§ Task requirements: Read the entries below and pull out each line with the string "Fulfillment".

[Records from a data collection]
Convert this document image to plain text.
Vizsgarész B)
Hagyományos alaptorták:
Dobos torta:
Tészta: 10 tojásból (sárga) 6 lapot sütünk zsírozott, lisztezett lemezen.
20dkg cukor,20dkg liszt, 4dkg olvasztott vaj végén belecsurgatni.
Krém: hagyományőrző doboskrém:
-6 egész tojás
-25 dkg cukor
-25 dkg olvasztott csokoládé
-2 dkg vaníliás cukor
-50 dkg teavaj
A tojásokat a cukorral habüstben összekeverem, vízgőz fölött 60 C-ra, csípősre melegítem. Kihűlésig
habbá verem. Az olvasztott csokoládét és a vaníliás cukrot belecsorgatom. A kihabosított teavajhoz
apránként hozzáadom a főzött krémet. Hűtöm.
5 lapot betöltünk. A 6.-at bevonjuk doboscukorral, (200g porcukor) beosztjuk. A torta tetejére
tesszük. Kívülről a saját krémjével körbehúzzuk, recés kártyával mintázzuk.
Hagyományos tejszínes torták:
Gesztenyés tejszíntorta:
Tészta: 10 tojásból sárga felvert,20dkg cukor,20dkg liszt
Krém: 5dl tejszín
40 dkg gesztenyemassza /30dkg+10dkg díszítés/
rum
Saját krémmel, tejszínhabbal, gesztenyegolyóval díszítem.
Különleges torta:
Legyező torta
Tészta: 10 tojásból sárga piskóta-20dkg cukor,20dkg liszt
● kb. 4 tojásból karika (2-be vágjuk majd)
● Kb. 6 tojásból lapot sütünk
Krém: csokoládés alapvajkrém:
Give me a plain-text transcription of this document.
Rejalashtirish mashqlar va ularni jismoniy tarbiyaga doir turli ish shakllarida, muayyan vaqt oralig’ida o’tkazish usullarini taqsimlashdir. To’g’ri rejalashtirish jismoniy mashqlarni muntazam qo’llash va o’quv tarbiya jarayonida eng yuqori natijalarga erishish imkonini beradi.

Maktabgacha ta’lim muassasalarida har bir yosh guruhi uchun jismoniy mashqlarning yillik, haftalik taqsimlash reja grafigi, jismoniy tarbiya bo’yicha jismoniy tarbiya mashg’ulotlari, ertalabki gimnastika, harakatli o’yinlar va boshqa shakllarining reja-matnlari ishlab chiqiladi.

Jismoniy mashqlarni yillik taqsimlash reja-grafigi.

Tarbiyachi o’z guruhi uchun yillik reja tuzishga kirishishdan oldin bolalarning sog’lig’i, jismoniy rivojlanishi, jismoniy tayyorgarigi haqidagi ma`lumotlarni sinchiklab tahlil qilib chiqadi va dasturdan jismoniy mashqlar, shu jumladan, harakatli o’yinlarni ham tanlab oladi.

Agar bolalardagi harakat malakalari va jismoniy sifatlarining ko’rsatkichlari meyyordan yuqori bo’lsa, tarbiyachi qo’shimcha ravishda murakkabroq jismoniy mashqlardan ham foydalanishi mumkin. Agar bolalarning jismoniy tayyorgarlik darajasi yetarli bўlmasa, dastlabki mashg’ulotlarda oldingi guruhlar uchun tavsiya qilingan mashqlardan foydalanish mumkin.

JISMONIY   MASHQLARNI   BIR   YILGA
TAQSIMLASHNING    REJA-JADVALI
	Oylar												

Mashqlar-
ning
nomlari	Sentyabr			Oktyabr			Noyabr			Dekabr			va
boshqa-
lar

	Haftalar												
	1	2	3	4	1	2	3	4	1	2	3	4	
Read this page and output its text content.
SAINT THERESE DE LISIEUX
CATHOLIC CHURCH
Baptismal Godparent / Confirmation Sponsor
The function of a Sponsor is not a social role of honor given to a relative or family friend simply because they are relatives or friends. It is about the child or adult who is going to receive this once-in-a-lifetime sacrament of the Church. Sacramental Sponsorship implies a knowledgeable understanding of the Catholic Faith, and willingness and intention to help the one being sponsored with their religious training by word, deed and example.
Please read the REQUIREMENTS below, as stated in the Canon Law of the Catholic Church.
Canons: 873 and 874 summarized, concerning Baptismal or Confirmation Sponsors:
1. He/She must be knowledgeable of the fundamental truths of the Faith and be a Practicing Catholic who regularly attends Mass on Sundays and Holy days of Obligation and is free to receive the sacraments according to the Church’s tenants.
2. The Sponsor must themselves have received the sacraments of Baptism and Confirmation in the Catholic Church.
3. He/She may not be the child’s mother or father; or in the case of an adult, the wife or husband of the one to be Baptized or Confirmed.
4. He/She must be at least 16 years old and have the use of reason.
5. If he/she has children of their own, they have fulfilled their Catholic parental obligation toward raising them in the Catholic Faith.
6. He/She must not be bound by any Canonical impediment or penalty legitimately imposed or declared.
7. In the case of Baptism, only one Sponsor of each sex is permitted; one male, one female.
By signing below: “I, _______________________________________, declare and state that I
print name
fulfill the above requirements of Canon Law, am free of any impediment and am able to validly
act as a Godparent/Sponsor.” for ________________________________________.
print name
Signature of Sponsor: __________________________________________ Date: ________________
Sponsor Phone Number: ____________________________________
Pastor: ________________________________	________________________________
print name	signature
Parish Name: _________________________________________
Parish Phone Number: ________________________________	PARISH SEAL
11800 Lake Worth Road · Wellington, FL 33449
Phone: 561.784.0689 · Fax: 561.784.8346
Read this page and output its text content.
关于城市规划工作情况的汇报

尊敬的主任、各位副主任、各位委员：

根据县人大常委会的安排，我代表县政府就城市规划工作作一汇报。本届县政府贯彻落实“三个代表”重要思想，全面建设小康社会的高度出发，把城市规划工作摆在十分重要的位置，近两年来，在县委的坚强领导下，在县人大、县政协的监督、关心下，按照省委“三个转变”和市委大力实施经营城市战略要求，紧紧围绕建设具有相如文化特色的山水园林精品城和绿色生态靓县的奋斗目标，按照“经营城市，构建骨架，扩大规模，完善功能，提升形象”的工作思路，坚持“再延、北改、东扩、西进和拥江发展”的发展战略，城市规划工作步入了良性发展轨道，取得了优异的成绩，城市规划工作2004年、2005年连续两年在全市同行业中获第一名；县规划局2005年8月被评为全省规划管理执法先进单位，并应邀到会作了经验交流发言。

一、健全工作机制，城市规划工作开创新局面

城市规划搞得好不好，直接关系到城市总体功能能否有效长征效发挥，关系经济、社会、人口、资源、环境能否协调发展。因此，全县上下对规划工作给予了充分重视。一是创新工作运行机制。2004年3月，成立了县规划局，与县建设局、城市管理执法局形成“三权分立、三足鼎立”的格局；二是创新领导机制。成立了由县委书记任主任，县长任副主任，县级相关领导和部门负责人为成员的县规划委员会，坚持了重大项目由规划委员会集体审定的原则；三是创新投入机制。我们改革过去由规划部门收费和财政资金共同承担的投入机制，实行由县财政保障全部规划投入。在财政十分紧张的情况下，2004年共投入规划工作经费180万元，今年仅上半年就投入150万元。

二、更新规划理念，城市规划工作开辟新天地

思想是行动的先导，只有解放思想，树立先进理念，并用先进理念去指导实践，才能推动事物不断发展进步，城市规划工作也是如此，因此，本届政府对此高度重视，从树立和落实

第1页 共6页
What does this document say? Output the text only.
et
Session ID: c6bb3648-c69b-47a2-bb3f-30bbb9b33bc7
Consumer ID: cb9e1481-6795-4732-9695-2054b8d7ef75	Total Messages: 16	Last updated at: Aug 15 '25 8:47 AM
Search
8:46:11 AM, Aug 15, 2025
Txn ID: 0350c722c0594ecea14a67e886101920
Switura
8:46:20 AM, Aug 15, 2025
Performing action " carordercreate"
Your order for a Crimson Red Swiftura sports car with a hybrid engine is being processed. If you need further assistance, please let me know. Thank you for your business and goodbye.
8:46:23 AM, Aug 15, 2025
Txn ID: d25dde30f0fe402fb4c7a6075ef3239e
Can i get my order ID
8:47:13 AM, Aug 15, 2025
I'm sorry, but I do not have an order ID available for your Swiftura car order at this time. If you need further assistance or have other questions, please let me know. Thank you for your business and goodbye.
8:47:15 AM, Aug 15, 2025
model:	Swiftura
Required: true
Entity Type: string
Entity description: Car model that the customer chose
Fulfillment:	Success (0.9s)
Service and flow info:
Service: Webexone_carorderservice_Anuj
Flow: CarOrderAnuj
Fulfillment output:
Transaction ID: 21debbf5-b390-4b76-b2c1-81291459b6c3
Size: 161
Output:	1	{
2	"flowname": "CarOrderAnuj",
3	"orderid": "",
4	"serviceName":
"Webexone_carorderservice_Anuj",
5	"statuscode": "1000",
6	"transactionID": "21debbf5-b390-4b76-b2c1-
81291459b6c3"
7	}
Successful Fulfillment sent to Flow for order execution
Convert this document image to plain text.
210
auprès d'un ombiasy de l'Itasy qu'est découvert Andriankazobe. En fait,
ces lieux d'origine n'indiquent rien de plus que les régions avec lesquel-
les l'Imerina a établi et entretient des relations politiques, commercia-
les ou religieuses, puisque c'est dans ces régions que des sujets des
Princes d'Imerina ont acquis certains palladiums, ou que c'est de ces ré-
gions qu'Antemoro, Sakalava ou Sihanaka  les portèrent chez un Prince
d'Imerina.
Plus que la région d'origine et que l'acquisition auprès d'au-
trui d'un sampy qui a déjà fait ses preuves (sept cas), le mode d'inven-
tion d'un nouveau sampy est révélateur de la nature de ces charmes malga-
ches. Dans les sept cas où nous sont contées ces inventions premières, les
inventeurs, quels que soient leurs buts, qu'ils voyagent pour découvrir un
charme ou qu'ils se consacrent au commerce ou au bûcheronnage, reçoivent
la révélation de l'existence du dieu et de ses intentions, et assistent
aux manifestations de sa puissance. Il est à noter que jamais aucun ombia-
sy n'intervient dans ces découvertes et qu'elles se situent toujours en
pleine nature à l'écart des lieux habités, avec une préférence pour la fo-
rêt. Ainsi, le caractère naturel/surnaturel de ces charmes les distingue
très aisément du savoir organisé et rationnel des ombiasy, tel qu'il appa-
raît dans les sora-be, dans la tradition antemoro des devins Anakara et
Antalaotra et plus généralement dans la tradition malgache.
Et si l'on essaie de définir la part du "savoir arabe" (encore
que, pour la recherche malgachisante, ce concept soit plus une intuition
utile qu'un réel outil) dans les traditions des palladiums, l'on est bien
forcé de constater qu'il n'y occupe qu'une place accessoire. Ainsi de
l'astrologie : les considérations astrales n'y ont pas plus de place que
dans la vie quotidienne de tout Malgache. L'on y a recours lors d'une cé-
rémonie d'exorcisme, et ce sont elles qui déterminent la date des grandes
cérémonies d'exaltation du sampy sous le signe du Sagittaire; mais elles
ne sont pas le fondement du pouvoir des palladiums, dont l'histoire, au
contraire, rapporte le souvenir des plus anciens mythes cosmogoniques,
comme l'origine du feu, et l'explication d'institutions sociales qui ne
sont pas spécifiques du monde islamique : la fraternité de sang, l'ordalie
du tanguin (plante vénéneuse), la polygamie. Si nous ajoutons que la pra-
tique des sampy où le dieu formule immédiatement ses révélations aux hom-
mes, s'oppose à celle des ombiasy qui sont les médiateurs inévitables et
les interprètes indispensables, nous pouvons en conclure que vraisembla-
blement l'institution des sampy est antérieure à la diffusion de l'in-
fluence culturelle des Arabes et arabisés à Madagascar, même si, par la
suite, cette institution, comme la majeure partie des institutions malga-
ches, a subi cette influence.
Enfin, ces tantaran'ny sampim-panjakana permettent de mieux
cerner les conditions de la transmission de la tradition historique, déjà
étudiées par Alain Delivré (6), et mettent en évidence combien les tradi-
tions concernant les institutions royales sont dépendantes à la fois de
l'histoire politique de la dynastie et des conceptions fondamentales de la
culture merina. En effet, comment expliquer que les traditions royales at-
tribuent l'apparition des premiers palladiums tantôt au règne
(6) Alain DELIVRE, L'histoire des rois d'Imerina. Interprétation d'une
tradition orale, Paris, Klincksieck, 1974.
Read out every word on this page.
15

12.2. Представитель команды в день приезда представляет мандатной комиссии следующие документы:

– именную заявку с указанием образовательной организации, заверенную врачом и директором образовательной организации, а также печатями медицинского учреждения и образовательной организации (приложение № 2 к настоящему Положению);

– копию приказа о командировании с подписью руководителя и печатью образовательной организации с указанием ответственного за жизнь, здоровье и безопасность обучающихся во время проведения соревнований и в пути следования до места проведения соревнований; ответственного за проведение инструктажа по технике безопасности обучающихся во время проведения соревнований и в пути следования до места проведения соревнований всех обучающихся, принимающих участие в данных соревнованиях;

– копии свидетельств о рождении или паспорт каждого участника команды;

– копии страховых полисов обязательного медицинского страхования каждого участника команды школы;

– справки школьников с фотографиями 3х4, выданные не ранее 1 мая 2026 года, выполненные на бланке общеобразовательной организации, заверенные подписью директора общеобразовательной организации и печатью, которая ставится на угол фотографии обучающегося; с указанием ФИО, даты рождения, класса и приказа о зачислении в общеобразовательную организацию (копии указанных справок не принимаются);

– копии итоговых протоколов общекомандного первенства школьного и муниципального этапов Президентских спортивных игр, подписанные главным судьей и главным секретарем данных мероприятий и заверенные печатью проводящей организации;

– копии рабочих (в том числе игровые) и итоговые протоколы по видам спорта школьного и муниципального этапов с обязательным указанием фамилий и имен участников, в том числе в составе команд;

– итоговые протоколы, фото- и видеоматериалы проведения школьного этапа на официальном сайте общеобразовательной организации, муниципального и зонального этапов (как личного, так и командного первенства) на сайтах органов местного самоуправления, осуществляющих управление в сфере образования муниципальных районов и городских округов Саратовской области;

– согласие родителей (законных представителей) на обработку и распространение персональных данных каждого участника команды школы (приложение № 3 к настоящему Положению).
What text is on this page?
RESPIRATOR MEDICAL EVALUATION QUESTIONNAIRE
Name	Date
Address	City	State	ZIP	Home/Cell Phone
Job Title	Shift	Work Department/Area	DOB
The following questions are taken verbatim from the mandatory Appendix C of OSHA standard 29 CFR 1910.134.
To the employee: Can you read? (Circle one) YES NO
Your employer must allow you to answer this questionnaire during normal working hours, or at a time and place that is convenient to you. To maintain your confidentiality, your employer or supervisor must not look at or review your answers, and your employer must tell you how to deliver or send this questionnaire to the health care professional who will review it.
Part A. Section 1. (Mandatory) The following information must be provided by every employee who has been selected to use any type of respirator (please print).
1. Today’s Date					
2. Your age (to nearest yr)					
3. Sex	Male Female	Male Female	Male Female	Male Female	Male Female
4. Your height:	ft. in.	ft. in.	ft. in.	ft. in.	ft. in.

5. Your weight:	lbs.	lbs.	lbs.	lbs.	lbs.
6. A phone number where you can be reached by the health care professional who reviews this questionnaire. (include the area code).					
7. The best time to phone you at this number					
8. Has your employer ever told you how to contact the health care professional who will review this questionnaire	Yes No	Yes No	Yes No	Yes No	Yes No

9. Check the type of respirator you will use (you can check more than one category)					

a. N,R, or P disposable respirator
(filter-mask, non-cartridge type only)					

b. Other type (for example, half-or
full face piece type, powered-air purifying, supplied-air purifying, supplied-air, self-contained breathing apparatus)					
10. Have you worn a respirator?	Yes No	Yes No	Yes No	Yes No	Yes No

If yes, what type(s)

§ Response to the task:
Fulfillment:	Success (0.9s)
Fulfillment output:
Successful Fulfillment sent to Flow for order execution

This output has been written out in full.